>> begin EXERCISE MATERIAL
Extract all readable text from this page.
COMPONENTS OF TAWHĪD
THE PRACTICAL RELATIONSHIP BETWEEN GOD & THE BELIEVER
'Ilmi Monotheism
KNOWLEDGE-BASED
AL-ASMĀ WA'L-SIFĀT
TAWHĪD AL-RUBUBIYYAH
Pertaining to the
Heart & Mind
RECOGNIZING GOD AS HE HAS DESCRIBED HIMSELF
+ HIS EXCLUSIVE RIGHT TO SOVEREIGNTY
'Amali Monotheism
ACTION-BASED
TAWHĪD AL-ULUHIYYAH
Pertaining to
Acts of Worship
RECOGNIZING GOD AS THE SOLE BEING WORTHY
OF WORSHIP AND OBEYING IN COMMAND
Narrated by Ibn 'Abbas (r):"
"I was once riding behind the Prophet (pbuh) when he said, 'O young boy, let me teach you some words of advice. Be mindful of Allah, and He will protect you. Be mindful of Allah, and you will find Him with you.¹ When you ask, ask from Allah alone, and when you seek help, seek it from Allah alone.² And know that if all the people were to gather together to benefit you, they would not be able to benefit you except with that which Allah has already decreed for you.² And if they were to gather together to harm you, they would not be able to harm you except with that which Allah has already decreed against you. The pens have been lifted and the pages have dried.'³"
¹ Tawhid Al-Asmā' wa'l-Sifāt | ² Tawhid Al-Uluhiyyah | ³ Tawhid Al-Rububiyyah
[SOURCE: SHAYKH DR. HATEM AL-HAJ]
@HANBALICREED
>> end EXERCISE MATERIAL
# [PROMPT]
Copy out the whole listing exactly; please set it all down.

# [EXERCISE SOLUTION]
Extract all readable text from this page.
COMPONENTS OF TAWHĪD
THE PRACTICAL RELATIONSHIP BETWEEN GOD & THE BELIEVER
'Ilmi Monotheism
KNOWLEDGE-BASED
AL-ASMĀ WA'L-SIFĀT
TAWHĪD AL-RUBUBIYYAH
Pertaining to the
Heart & Mind
RECOGNIZING GOD AS HE HAS DESCRIBED HIMSELF
+ HIS EXCLUSIVE RIGHT TO SOVEREIGNTY
'Amali Monotheism
ACTION-BASED
TAWHĪD AL-ULUHIYYAH
Pertaining to
Acts of Worship
RECOGNIZING GOD AS THE SOLE BEING WORTHY
OF WORSHIP AND OBEYING IN COMMAND
Narrated by Ibn 'Abbas (r):"
"I was once riding behind the Prophet (pbuh) when he said, 'O young boy, let me teach you some words of advice. Be mindful of Allah, and He will protect you. Be mindful of Allah, and you will find Him with you.¹ When you ask, ask from Allah alone, and when you seek help, seek it from Allah alone.² And know that if all the people were to gather together to benefit you, they would not be able to benefit you except with that which Allah has already decreed for you.² And if they were to gather together to harm you, they would not be able to harm you except with that which Allah has already decreed against you. The pens have been lifted and the pages have dried.'³"
¹ Tawhid Al-Asmā' wa'l-Sifāt | ² Tawhid Al-Uluhiyyah | ³ Tawhid Al-Rububiyyah
[SOURCE: SHAYKH DR. HATEM AL-HAJ]
@HANBALICREED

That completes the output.